▸ Problem: Work through the entries below and report how many lines include "JSON". The number alone is the answer.

▸ Dataset excerpts:
___
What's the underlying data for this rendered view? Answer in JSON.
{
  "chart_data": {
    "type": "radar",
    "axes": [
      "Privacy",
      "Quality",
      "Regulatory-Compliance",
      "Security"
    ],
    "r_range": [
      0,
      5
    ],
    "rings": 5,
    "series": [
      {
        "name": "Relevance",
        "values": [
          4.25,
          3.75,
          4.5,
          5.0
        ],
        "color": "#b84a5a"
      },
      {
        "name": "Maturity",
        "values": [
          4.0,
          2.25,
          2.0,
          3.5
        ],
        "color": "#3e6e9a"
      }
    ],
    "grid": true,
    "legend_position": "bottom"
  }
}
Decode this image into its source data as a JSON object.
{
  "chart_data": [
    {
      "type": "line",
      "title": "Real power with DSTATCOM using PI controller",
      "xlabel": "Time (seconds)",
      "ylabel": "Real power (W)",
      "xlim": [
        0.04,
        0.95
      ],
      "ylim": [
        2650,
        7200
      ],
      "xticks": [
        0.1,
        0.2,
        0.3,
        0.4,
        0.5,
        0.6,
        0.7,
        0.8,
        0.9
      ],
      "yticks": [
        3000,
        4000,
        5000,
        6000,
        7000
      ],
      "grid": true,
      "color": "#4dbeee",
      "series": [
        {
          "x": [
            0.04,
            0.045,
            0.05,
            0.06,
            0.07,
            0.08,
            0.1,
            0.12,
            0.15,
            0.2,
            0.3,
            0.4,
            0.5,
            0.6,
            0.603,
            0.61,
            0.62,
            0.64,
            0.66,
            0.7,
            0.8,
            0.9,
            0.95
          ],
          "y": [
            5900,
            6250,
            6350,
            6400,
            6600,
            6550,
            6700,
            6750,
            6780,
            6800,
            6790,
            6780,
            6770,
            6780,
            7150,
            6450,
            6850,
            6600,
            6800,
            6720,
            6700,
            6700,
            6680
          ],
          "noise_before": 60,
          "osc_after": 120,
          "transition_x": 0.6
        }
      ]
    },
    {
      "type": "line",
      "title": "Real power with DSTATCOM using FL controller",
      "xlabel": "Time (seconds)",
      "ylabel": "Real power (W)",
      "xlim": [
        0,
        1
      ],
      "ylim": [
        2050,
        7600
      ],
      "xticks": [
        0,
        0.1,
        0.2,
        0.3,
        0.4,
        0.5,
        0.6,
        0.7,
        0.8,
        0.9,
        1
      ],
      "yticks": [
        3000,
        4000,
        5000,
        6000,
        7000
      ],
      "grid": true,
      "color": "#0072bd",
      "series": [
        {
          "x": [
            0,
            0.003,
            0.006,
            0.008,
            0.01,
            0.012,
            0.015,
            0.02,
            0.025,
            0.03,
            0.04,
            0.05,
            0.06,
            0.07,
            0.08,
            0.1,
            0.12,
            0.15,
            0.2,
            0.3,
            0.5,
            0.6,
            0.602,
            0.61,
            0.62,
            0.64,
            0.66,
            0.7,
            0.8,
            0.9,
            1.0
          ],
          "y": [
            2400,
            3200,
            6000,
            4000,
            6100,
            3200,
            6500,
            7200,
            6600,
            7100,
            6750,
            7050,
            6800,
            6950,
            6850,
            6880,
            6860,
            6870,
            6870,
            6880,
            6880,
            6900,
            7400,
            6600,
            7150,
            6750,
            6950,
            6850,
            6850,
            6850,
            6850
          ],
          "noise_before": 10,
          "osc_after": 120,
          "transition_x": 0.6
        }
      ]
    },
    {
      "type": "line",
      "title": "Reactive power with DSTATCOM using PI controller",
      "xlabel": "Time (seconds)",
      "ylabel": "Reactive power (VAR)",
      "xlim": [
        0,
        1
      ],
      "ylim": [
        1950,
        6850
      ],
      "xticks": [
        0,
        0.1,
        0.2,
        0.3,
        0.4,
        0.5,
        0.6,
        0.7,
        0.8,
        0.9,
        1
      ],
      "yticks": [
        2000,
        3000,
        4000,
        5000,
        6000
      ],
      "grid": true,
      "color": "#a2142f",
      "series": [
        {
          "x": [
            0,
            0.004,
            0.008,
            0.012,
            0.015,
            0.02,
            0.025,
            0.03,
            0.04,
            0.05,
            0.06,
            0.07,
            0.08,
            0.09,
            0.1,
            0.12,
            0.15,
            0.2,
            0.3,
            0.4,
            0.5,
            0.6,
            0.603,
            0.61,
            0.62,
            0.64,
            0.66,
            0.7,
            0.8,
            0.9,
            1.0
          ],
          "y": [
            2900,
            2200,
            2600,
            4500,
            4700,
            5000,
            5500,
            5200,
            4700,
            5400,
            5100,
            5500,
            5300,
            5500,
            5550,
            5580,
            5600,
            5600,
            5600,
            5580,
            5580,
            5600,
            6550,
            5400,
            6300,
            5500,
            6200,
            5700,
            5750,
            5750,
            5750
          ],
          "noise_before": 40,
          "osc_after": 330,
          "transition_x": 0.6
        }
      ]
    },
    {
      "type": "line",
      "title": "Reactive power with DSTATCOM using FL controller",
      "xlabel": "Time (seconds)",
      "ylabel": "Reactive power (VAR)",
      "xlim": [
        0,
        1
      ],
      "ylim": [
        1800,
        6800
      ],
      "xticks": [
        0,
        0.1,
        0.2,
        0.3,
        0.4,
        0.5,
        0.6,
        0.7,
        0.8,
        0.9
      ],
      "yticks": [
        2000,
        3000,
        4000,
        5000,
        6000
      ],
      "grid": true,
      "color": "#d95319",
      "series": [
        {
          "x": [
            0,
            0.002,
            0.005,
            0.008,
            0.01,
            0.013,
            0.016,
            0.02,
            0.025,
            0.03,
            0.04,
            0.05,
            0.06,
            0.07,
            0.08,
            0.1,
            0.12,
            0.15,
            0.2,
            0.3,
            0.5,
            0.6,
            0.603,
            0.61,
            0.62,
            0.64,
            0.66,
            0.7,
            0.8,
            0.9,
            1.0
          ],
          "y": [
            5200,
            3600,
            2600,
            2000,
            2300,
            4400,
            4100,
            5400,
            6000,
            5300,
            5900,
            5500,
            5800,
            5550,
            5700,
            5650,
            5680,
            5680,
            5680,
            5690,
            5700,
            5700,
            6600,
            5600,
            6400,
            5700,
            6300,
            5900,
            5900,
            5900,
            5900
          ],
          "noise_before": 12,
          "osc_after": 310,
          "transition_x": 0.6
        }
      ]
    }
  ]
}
___
▸ Solution: 2